Select all lines in the records that include "rainfall".

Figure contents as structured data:
+++
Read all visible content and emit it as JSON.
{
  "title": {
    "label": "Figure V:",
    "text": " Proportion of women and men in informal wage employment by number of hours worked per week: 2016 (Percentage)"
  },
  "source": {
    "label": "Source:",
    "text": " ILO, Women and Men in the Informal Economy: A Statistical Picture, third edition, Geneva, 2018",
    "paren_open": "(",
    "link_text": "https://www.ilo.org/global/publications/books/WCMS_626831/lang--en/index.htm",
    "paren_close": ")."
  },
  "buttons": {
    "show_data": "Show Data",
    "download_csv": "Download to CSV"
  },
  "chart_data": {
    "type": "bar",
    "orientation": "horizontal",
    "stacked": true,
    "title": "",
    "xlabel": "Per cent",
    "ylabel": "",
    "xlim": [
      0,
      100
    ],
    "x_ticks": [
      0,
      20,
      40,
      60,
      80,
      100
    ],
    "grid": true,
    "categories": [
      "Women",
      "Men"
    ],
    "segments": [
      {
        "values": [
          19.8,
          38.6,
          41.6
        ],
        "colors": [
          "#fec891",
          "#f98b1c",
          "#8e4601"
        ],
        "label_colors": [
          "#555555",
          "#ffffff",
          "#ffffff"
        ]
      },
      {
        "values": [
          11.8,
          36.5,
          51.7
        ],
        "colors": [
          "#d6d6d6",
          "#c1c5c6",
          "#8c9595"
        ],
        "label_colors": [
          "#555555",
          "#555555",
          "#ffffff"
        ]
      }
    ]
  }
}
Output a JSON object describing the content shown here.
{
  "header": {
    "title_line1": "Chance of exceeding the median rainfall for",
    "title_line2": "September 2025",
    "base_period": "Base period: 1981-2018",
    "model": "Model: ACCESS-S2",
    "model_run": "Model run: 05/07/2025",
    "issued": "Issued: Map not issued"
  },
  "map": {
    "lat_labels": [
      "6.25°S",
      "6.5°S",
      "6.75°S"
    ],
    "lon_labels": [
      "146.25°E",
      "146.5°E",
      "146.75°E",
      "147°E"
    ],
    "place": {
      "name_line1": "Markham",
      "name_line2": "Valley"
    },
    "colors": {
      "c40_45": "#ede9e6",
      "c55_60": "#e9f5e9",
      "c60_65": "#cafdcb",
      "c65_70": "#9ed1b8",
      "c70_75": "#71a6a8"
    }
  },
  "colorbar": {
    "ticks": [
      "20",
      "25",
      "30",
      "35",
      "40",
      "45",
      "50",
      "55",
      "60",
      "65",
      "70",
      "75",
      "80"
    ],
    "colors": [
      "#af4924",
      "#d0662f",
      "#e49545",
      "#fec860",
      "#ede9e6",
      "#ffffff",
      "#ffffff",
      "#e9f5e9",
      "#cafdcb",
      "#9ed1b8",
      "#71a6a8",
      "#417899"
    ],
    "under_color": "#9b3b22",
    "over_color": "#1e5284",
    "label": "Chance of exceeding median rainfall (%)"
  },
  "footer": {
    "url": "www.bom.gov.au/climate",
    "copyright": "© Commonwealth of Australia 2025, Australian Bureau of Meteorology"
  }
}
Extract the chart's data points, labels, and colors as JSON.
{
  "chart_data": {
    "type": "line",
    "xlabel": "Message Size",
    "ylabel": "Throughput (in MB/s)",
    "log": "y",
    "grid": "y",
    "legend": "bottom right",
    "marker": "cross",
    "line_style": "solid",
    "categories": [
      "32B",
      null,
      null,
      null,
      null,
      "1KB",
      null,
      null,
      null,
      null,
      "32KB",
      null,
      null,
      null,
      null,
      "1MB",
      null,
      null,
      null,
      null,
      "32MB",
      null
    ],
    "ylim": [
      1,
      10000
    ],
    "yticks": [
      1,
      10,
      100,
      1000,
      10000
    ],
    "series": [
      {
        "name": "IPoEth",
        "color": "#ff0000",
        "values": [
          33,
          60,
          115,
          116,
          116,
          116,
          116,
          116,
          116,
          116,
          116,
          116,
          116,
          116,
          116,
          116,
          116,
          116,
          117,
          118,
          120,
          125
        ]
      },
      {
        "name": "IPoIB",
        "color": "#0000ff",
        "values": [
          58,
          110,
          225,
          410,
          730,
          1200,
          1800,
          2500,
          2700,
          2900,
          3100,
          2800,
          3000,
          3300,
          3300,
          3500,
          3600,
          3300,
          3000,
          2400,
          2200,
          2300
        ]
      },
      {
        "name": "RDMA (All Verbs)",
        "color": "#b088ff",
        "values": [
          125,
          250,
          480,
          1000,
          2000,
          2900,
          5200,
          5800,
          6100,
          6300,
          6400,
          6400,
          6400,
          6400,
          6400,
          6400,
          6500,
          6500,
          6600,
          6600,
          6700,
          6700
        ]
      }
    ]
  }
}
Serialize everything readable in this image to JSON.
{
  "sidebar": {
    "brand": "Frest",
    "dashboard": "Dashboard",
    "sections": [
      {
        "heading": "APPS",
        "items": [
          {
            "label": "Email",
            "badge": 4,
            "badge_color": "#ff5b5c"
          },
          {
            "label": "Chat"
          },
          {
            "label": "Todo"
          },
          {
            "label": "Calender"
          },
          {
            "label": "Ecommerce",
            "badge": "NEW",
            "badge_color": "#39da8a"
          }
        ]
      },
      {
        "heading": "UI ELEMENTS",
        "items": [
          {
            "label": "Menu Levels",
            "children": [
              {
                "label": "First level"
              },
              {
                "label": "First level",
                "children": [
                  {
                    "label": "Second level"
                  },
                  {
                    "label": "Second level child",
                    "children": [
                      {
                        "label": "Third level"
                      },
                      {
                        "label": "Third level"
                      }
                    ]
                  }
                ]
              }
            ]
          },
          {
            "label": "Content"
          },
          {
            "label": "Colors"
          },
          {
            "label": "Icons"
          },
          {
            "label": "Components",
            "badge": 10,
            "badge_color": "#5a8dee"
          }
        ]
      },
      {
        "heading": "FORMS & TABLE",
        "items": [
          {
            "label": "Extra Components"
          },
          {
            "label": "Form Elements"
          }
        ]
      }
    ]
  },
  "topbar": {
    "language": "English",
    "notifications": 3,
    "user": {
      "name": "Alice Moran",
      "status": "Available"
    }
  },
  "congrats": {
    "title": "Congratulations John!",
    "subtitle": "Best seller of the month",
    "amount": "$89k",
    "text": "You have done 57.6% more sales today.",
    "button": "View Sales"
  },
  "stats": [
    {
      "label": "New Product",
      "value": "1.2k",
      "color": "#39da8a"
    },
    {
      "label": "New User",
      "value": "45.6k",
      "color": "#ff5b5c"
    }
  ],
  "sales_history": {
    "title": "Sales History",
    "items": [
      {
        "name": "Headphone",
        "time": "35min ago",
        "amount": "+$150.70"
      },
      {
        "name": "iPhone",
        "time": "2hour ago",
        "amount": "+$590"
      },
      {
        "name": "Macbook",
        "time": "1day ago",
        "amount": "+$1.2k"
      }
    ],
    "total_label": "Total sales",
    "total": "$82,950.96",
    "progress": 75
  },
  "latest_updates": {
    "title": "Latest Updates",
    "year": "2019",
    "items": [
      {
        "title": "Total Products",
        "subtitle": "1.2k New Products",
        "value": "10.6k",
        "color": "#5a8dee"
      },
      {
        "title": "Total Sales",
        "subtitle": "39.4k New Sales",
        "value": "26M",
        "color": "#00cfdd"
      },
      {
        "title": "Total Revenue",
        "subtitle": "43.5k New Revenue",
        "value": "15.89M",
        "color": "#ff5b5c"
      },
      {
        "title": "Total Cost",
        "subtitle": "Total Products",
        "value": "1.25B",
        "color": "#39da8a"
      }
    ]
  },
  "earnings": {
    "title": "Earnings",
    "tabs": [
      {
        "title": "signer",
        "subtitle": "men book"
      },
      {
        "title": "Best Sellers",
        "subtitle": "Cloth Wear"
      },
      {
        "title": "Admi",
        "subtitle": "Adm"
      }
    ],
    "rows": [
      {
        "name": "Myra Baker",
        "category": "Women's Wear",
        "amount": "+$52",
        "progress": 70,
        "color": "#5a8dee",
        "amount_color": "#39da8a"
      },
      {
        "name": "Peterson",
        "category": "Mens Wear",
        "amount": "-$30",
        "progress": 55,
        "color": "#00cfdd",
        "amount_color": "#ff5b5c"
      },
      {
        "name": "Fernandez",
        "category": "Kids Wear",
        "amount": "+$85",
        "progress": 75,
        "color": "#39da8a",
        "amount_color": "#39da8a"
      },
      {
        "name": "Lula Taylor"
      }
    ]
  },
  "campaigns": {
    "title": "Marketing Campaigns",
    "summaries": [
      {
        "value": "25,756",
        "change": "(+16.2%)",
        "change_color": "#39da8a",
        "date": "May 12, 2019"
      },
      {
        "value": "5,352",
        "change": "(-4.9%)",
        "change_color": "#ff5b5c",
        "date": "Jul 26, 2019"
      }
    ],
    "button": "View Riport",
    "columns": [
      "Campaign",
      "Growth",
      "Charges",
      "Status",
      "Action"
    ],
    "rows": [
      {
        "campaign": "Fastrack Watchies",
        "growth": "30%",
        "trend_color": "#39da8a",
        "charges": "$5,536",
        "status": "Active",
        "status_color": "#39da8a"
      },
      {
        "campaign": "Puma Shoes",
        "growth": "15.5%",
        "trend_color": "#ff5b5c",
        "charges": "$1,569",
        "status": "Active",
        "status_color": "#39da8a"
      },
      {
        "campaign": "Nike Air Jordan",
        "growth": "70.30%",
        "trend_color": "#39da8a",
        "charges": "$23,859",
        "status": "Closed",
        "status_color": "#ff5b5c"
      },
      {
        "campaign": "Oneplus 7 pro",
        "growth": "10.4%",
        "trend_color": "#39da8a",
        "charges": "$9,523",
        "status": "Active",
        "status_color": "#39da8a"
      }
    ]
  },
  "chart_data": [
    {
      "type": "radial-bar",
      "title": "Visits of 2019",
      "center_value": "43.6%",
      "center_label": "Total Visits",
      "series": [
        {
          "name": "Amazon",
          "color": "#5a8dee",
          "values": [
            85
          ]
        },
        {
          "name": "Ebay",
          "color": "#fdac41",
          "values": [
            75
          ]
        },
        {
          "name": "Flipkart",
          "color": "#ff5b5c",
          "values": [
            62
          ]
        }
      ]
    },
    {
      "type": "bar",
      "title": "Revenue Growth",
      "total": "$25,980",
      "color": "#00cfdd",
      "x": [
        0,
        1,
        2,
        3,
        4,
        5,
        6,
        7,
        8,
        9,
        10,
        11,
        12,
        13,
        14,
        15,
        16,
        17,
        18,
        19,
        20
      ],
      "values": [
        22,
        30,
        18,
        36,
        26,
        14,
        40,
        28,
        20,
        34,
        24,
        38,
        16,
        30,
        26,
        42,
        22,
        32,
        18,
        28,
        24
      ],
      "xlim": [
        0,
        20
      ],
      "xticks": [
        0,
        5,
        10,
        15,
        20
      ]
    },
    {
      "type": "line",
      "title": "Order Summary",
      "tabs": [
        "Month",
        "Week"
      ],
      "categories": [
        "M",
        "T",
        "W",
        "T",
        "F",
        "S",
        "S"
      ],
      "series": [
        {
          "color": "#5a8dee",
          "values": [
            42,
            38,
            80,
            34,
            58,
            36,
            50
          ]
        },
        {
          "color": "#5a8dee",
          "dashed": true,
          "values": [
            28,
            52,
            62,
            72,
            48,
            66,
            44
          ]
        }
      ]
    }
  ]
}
+++
**OUTPUT BELOW**
    "title_line1": "Chance of exceeding the median rainfall for",
    "label": "Chance of exceeding median rainfall (%)"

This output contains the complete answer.